-- Begin Supplied entries --

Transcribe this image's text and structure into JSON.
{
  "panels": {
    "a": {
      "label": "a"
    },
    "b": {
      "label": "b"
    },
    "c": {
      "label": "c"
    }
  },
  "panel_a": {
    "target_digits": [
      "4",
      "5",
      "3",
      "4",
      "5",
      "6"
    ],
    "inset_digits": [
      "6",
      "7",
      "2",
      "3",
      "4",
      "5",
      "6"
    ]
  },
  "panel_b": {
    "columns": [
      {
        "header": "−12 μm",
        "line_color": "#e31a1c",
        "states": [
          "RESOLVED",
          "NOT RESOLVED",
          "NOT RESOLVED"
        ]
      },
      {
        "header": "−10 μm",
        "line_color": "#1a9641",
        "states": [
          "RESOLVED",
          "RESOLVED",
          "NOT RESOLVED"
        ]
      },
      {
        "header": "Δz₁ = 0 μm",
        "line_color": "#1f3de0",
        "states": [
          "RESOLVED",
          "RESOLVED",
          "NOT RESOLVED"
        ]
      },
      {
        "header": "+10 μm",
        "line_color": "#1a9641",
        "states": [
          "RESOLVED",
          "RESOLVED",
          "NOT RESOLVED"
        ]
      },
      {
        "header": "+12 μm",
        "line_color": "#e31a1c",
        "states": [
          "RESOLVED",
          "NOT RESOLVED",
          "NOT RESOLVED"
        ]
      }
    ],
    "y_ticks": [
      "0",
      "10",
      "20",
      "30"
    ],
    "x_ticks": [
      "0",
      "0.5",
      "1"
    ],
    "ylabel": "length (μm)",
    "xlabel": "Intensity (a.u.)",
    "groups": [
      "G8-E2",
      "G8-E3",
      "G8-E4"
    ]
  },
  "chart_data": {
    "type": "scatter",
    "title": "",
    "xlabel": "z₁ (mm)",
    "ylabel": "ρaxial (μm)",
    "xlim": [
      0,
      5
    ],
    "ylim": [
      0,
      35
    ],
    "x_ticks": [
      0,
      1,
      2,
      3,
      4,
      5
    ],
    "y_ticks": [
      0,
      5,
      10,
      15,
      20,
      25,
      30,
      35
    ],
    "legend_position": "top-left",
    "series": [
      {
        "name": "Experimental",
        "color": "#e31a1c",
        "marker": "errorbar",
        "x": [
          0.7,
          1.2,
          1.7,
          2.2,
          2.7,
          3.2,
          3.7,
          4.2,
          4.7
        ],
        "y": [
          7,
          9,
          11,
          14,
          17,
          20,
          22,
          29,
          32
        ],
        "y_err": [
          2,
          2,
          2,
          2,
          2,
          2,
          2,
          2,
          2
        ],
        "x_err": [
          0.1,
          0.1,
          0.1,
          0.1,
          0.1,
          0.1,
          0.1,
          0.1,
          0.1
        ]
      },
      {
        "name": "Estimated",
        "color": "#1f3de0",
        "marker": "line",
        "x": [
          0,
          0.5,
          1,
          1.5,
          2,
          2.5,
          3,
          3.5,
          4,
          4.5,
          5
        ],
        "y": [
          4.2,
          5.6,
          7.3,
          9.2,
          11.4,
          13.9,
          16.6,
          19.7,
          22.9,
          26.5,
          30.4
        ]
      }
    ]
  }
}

-- End Supplied entries --

● Your goal: Print back all the lines verbatim.

● Output:
Transcribe this image's text and structure into JSON.
{
  "panels": {
    "a": {
      "label": "a"
    },
    "b": {
      "label": "b"
    },
    "c": {
      "label": "c"
    }
  },
  "panel_a": {
    "target_digits": [
      "4",
      "5",
      "3",
      "4",
      "5",
      "6"
    ],
    "inset_digits": [
      "6",
      "7",
      "2",
      "3",
      "4",
      "5",
      "6"
    ]
  },
  "panel_b": {
    "columns": [
      {
        "header": "−12 μm",
        "line_color": "#e31a1c",
        "states": [
          "RESOLVED",
          "NOT RESOLVED",
          "NOT RESOLVED"
        ]
      },
      {
        "header": "−10 μm",
        "line_color": "#1a9641",
        "states": [
          "RESOLVED",
          "RESOLVED",
          "NOT RESOLVED"
        ]
      },
      {
        "header": "Δz₁ = 0 μm",
        "line_color": "#1f3de0",
        "states": [
          "RESOLVED",
          "RESOLVED",
          "NOT RESOLVED"
        ]
      },
      {
        "header": "+10 μm",
        "line_color": "#1a9641",
        "states": [
          "RESOLVED",
          "RESOLVED",
          "NOT RESOLVED"
        ]
      },
      {
        "header": "+12 μm",
        "line_color": "#e31a1c",
        "states": [
          "RESOLVED",
          "NOT RESOLVED",
          "NOT RESOLVED"
        ]
      }
    ],
    "y_ticks": [
      "0",
      "10",
      "20",
      "30"
    ],
    "x_ticks": [
      "0",
      "0.5",
      "1"
    ],
    "ylabel": "length (μm)",
    "xlabel": "Intensity (a.u.)",
    "groups": [
      "G8-E2",
      "G8-E3",
      "G8-E4"
    ]
  },
  "chart_data": {
    "type": "scatter",
    "title": "",
    "xlabel": "z₁ (mm)",
    "ylabel": "ρaxial (μm)",
    "xlim": [
      0,
      5
    ],
    "ylim": [
      0,
      35
    ],
    "x_ticks": [
      0,
      1,
      2,
      3,
      4,
      5
    ],
    "y_ticks": [
      0,
      5,
      10,
      15,
      20,
      25,
      30,
      35
    ],
    "legend_position": "top-left",
    "series": [
      {
        "name": "Experimental",
        "color": "#e31a1c",
        "marker": "errorbar",
        "x": [
          0.7,
          1.2,
          1.7,
          2.2,
          2.7,
          3.2,
          3.7,
          4.2,
          4.7
        ],
        "y": [
          7,
          9,
          11,
          14,
          17,
          20,
          22,
          29,
          32
        ],
        "y_err": [
          2,
          2,
          2,
          2,
          2,
          2,
          2,
          2,
          2
        ],
        "x_err": [
          0.1,
          0.1,
          0.1,
          0.1,
          0.1,
          0.1,
          0.1,
          0.1,
          0.1
        ]
      },
      {
        "name": "Estimated",
        "color": "#1f3de0",
        "marker": "line",
        "x": [
          0,
          0.5,
          1,
          1.5,
          2,
          2.5,
          3,
          3.5,
          4,
          4.5,
          5
        ],
        "y": [
          4.2,
          5.6,
          7.3,
          9.2,
          11.4,
          13.9,
          16.6,
          19.7,
          22.9,
          26.5,
          30.4
        ]
      }
    ]
  }
}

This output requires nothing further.